**SHORT TASK**:
Identify the lines that contain the word "hours", then copy them.

Collected data
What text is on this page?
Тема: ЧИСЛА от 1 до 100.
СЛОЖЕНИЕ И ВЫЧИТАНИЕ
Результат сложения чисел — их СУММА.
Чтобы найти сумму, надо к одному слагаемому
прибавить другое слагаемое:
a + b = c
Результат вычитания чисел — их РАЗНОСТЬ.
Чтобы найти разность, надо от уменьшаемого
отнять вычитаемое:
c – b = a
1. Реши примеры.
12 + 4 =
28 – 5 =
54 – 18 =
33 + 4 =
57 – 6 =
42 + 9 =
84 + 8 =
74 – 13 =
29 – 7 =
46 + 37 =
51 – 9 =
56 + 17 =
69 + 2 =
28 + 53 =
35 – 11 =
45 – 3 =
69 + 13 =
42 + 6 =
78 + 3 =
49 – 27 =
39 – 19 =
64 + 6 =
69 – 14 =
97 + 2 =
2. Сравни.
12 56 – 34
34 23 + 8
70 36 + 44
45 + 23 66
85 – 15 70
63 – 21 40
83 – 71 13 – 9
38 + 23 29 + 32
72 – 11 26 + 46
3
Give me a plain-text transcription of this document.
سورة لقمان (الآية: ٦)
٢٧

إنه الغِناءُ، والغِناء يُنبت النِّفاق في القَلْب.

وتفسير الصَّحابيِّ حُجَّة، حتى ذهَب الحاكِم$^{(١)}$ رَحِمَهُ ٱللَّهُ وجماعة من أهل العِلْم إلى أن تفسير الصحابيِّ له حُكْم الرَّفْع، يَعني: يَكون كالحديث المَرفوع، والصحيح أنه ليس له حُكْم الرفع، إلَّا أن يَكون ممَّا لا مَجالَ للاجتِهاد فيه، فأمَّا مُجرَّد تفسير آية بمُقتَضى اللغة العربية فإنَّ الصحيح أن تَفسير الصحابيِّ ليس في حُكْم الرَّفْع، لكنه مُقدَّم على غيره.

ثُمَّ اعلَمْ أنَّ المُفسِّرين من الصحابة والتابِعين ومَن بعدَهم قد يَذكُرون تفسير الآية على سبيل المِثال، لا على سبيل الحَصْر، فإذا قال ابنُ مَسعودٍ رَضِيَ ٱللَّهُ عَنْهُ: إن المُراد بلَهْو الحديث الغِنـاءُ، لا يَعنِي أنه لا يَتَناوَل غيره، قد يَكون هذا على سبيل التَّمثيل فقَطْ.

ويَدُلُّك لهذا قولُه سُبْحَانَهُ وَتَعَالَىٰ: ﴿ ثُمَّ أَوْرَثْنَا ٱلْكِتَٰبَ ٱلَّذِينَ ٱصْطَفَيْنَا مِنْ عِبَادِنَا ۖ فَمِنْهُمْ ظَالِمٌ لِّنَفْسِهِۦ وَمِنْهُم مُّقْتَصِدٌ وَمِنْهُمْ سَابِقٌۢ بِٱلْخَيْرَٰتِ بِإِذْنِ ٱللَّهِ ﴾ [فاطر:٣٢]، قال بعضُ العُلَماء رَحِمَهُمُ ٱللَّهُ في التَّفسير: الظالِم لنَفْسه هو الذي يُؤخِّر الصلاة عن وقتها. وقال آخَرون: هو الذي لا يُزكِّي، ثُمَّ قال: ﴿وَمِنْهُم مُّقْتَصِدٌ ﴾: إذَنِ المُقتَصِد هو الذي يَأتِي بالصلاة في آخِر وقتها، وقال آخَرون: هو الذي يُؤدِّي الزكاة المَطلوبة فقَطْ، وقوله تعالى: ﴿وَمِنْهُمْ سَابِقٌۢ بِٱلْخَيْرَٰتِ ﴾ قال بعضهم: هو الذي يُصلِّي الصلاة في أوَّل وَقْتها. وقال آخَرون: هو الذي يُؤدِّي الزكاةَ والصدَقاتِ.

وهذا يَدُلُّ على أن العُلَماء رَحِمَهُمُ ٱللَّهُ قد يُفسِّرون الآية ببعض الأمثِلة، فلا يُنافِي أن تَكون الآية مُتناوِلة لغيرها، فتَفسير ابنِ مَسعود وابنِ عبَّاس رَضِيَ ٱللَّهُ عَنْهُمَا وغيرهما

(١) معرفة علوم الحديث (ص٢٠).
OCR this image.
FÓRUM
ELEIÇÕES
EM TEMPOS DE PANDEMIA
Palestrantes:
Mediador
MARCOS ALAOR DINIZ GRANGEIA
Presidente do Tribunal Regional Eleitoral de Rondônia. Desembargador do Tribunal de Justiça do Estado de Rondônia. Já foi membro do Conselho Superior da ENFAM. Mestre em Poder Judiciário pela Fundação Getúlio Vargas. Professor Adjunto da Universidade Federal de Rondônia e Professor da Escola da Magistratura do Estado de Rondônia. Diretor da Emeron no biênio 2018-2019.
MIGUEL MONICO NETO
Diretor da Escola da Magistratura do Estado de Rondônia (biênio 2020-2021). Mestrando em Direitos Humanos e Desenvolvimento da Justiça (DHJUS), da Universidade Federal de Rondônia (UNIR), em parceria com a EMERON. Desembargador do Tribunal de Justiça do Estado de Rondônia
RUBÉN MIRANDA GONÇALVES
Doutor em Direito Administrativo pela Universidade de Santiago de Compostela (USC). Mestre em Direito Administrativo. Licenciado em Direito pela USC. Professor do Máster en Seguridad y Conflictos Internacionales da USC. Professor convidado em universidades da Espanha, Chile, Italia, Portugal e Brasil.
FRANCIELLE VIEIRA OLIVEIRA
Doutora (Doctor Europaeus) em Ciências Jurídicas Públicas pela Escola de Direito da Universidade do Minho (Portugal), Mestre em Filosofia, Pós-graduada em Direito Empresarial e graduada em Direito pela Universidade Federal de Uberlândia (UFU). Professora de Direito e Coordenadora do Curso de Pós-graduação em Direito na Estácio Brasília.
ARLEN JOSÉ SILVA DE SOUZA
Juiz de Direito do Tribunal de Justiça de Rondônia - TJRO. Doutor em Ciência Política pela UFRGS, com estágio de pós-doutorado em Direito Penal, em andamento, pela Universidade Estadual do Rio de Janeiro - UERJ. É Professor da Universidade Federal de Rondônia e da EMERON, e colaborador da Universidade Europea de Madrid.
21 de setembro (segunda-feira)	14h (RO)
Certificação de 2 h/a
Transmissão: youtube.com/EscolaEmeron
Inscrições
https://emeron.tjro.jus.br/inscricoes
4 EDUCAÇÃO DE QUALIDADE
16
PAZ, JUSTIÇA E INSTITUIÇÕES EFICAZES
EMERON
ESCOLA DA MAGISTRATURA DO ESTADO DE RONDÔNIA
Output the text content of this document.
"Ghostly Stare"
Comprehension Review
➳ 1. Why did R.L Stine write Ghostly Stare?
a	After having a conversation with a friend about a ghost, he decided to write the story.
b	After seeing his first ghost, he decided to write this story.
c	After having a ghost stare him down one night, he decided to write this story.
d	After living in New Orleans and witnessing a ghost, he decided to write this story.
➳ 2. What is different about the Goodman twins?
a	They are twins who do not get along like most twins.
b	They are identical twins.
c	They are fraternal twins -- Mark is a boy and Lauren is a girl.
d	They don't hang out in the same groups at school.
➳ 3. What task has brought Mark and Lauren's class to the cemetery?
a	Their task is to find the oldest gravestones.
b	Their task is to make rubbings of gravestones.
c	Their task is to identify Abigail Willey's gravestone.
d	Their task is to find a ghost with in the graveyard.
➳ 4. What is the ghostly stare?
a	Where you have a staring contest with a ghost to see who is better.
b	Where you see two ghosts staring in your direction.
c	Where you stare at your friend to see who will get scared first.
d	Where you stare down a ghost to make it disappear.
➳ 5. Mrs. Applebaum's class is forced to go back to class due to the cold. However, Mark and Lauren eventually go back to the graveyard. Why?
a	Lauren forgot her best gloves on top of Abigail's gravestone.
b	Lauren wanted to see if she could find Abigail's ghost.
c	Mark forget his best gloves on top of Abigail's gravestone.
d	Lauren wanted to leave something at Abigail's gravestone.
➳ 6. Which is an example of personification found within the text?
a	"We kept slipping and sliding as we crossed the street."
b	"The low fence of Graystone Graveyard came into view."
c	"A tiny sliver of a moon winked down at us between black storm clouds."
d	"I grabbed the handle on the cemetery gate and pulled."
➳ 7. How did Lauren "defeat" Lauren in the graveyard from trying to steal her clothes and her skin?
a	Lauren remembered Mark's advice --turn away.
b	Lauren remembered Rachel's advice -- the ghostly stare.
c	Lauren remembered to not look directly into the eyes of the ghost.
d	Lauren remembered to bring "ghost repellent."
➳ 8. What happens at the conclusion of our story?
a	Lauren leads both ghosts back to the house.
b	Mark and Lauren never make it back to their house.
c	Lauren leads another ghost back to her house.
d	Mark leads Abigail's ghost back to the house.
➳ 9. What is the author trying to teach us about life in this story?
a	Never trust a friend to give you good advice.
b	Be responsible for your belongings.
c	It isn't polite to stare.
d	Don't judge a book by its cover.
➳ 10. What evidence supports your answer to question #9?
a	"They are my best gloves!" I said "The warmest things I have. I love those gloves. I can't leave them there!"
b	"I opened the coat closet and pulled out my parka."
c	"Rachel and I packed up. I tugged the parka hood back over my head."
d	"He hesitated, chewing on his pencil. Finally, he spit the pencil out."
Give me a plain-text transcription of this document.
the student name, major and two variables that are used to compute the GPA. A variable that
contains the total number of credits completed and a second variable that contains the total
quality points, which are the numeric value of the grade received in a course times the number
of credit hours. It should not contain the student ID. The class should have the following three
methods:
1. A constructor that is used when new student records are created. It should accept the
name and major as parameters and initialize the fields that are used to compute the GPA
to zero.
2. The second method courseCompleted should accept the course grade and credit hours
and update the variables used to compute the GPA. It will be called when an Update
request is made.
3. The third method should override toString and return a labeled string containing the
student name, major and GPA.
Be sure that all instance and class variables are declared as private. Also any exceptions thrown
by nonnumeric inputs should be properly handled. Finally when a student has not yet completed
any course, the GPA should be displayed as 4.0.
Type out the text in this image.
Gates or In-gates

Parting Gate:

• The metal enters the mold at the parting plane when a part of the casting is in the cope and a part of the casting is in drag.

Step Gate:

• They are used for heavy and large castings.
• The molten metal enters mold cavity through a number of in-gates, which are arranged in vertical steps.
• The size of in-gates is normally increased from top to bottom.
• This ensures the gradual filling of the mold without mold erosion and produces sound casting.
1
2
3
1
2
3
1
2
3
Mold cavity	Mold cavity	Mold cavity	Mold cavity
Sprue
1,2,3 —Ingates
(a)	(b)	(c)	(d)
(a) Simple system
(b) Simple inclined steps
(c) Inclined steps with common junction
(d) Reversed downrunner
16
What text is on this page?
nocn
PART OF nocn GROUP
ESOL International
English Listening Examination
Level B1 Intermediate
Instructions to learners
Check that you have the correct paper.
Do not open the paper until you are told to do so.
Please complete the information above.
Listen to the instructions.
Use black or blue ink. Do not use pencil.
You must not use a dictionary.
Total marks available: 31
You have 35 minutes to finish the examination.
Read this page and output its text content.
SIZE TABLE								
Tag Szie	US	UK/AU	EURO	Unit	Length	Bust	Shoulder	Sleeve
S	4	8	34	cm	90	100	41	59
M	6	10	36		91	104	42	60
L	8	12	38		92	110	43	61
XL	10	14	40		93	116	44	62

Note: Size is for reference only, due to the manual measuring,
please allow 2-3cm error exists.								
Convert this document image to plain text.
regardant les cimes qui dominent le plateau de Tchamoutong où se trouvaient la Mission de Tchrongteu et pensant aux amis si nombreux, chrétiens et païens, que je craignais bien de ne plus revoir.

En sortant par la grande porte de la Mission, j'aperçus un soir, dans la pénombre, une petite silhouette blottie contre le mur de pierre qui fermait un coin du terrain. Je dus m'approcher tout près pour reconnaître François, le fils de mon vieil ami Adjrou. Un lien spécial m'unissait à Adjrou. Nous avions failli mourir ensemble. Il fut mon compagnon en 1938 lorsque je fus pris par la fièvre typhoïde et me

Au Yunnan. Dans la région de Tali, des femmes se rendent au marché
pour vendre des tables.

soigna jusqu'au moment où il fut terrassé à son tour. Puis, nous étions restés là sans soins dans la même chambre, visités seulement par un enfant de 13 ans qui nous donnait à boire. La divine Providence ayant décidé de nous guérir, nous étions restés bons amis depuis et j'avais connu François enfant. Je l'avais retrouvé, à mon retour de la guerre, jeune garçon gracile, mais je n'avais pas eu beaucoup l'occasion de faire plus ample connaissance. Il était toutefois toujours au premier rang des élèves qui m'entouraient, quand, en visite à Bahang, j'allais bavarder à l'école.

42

**SOLUTION TO THIS EXERCISE**:
of credit hours. It should not contain the student ID. The class should have the following three
2. The second method courseCompleted should accept the course grade and credit hours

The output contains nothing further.